* begin *
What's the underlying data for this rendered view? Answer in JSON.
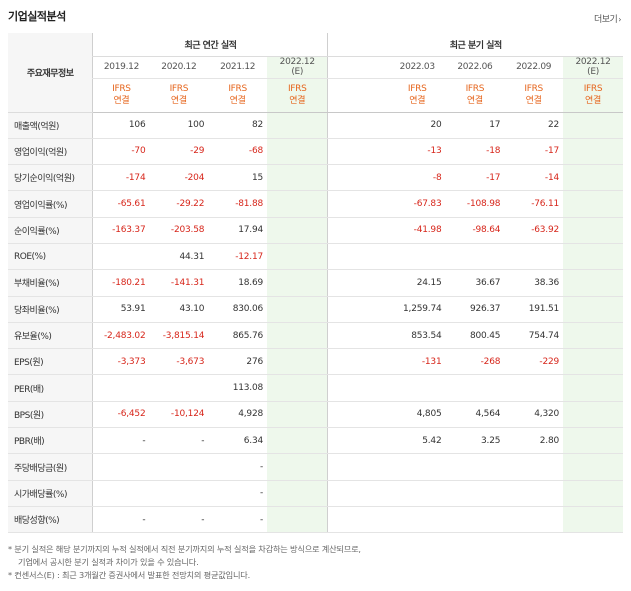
{
  "title": "기업실적분석",
  "more_label": "더보기",
  "header": {
    "label_col": "주요재무정보",
    "annual_group": "최근 연간 실적",
    "quarter_group": "최근 분기 실적"
  },
  "columns": [
    {
      "period": "2019.12",
      "std": "IFRS",
      "basis": "연결",
      "est": false,
      "group": "annual"
    },
    {
      "period": "2020.12",
      "std": "IFRS",
      "basis": "연결",
      "est": false,
      "group": "annual"
    },
    {
      "period": "2021.12",
      "std": "IFRS",
      "basis": "연결",
      "est": false,
      "group": "annual"
    },
    {
      "period": "2022.12",
      "suffix": "(E)",
      "std": "IFRS",
      "basis": "연결",
      "est": true,
      "group": "annual"
    },
    {
      "period": "",
      "std": "",
      "basis": "",
      "est": false,
      "group": "quarter"
    },
    {
      "period": "2022.03",
      "std": "IFRS",
      "basis": "연결",
      "est": false,
      "group": "quarter"
    },
    {
      "period": "2022.06",
      "std": "IFRS",
      "basis": "연결",
      "est": false,
      "group": "quarter"
    },
    {
      "period": "2022.09",
      "std": "IFRS",
      "basis": "연결",
      "est": false,
      "group": "quarter"
    },
    {
      "period": "2022.12",
      "suffix": "(E)",
      "std": "IFRS",
      "basis": "연결",
      "est": true,
      "group": "quarter"
    }
  ],
  "rows": [
    {
      "label": "매출액(억원)",
      "values": [
        "106",
        "100",
        "82",
        "",
        "",
        "20",
        "17",
        "22",
        ""
      ]
    },
    {
      "label": "영업이익(억원)",
      "values": [
        "-70",
        "-29",
        "-68",
        "",
        "",
        "-13",
        "-18",
        "-17",
        ""
      ]
    },
    {
      "label": "당기순이익(억원)",
      "values": [
        "-174",
        "-204",
        "15",
        "",
        "",
        "-8",
        "-17",
        "-14",
        ""
      ]
    },
    {
      "label": "영업이익률(%)",
      "values": [
        "-65.61",
        "-29.22",
        "-81.88",
        "",
        "",
        "-67.83",
        "-108.98",
        "-76.11",
        ""
      ],
      "sep": true
    },
    {
      "label": "순이익률(%)",
      "values": [
        "-163.37",
        "-203.58",
        "17.94",
        "",
        "",
        "-41.98",
        "-98.64",
        "-63.92",
        ""
      ]
    },
    {
      "label": "ROE(%)",
      "values": [
        "",
        "44.31",
        "-12.17",
        "",
        "",
        "",
        "",
        "",
        ""
      ]
    },
    {
      "label": "부채비율(%)",
      "values": [
        "-180.21",
        "-141.31",
        "18.69",
        "",
        "",
        "24.15",
        "36.67",
        "38.36",
        ""
      ],
      "sep": true
    },
    {
      "label": "당좌비율(%)",
      "values": [
        "53.91",
        "43.10",
        "830.06",
        "",
        "",
        "1,259.74",
        "926.37",
        "191.51",
        ""
      ]
    },
    {
      "label": "유보율(%)",
      "values": [
        "-2,483.02",
        "-3,815.14",
        "865.76",
        "",
        "",
        "853.54",
        "800.45",
        "754.74",
        ""
      ]
    },
    {
      "label": "EPS(원)",
      "values": [
        "-3,373",
        "-3,673",
        "276",
        "",
        "",
        "-131",
        "-268",
        "-229",
        ""
      ],
      "sep": true
    },
    {
      "label": "PER(배)",
      "values": [
        "",
        "",
        "113.08",
        "",
        "",
        "",
        "",
        "",
        ""
      ]
    },
    {
      "label": "BPS(원)",
      "values": [
        "-6,452",
        "-10,124",
        "4,928",
        "",
        "",
        "4,805",
        "4,564",
        "4,320",
        ""
      ]
    },
    {
      "label": "PBR(배)",
      "values": [
        "-",
        "-",
        "6.34",
        "",
        "",
        "5.42",
        "3.25",
        "2.80",
        ""
      ]
    },
    {
      "label": "주당배당금(원)",
      "values": [
        "",
        "",
        "-",
        "",
        "",
        "",
        "",
        "",
        ""
      ],
      "sep": true
    },
    {
      "label": "시가배당률(%)",
      "values": [
        "",
        "",
        "-",
        "",
        "",
        "",
        "",
        "",
        ""
      ]
    },
    {
      "label": "배당성향(%)",
      "values": [
        "-",
        "-",
        "-",
        "",
        "",
        "",
        "",
        "",
        ""
      ]
    }
  ],
  "footer": [
    "* 분기 실적은 해당 분기까지의 누적 실적에서 직전 분기까지의 누적 실적을 차감하는 방식으로 계산되므로,",
    "기업에서 공시한 분기 실적과 차이가 있을 수 있습니다.",
    "* 컨센서스(E) : 최근 3개월간 증권사에서 발표한 전망치의 평균값입니다."
  ],
  "colors": {
    "negative": "#d7261b",
    "ifrs": "#e6661e",
    "estimate_bg": "#eef8ec"
  }
}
* end *
§ Work required:
Make an exact copy of the records above, with the pictures left out.

§ Written reply:
What's the underlying data for this rendered view? Answer in JSON.
{
  "title": "기업실적분석",
  "more_label": "더보기",
  "header": {
    "label_col": "주요재무정보",
    "annual_group": "최근 연간 실적",
    "quarter_group": "최근 분기 실적"
  },
  "columns": [
    {
      "period": "2019.12",
      "std": "IFRS",
      "basis": "연결",
      "est": false,
      "group": "annual"
    },
    {
      "period": "2020.12",
      "std": "IFRS",
      "basis": "연결",
      "est": false,
      "group": "annual"
    },
    {
      "period": "2021.12",
      "std": "IFRS",
      "basis": "연결",
      "est": false,
      "group": "annual"
    },
    {
      "period": "2022.12",
      "suffix": "(E)",
      "std": "IFRS",
      "basis": "연결",
      "est": true,
      "group": "annual"
    },
    {
      "period": "",
      "std": "",
      "basis": "",
      "est": false,
      "group": "quarter"
    },
    {
      "period": "2022.03",
      "std": "IFRS",
      "basis": "연결",
      "est": false,
      "group": "quarter"
    },
    {
      "period": "2022.06",
      "std": "IFRS",
      "basis": "연결",
      "est": false,
      "group": "quarter"
    },
    {
      "period": "2022.09",
      "std": "IFRS",
      "basis": "연결",
      "est": false,
      "group": "quarter"
    },
    {
      "period": "2022.12",
      "suffix": "(E)",
      "std": "IFRS",
      "basis": "연결",
      "est": true,
      "group": "quarter"
    }
  ],
  "rows": [
    {
      "label": "매출액(억원)",
      "values": [
        "106",
        "100",
        "82",
        "",
        "",
        "20",
        "17",
        "22",
        ""
      ]
    },
    {
      "label": "영업이익(억원)",
      "values": [
        "-70",
        "-29",
        "-68",
        "",
        "",
        "-13",
        "-18",
        "-17",
        ""
      ]
    },
    {
      "label": "당기순이익(억원)",
      "values": [
        "-174",
        "-204",
        "15",
        "",
        "",
        "-8",
        "-17",
        "-14",
        ""
      ]
    },
    {
      "label": "영업이익률(%)",
      "values": [
        "-65.61",
        "-29.22",
        "-81.88",
        "",
        "",
        "-67.83",
        "-108.98",
        "-76.11",
        ""
      ],
      "sep": true
    },
    {
      "label": "순이익률(%)",
      "values": [
        "-163.37",
        "-203.58",
        "17.94",
        "",
        "",
        "-41.98",
        "-98.64",
        "-63.92",
        ""
      ]
    },
    {
      "label": "ROE(%)",
      "values": [
        "",
        "44.31",
        "-12.17",
        "",
        "",
        "",
        "",
        "",
        ""
      ]
    },
    {
      "label": "부채비율(%)",
      "values": [
        "-180.21",
        "-141.31",
        "18.69",
        "",
        "",
        "24.15",
        "36.67",
        "38.36",
        ""
      ],
      "sep": true
    },
    {
      "label": "당좌비율(%)",
      "values": [
        "53.91",
        "43.10",
        "830.06",
        "",
        "",
        "1,259.74",
        "926.37",
        "191.51",
        ""
      ]
    },
    {
      "label": "유보율(%)",
      "values": [
        "-2,483.02",
        "-3,815.14",
        "865.76",
        "",
        "",
        "853.54",
        "800.45",
        "754.74",
        ""
      ]
    },
    {
      "label": "EPS(원)",
      "values": [
        "-3,373",
        "-3,673",
        "276",
        "",
        "",
        "-131",
        "-268",
        "-229",
        ""
      ],
      "sep": true
    },
    {
      "label": "PER(배)",
      "values": [
        "",
        "",
        "113.08",
        "",
        "",
        "",
        "",
        "",
        ""
      ]
    },
    {
      "label": "BPS(원)",
      "values": [
        "-6,452",
        "-10,124",
        "4,928",
        "",
        "",
        "4,805",
        "4,564",
        "4,320",
        ""
      ]
    },
    {
      "label": "PBR(배)",
      "values": [
        "-",
        "-",
        "6.34",
        "",
        "",
        "5.42",
        "3.25",
        "2.80",
        ""
      ]
    },
    {
      "label": "주당배당금(원)",
      "values": [
        "",
        "",
        "-",
        "",
        "",
        "",
        "",
        "",
        ""
      ],
      "sep": true
    },
    {
      "label": "시가배당률(%)",
      "values": [
        "",
        "",
        "-",
        "",
        "",
        "",
        "",
        "",
        ""
      ]
    },
    {
      "label": "배당성향(%)",
      "values": [
        "-",
        "-",
        "-",
        "",
        "",
        "",
        "",
        "",
        ""
      ]
    }
  ],
  "footer": [
    "* 분기 실적은 해당 분기까지의 누적 실적에서 직전 분기까지의 누적 실적을 차감하는 방식으로 계산되므로,",
    "기업에서 공시한 분기 실적과 차이가 있을 수 있습니다.",
    "* 컨센서스(E) : 최근 3개월간 증권사에서 발표한 전망치의 평균값입니다."
  ],
  "colors": {
    "negative": "#d7261b",
    "ifrs": "#e6661e",
    "estimate_bg": "#eef8ec"
  }
}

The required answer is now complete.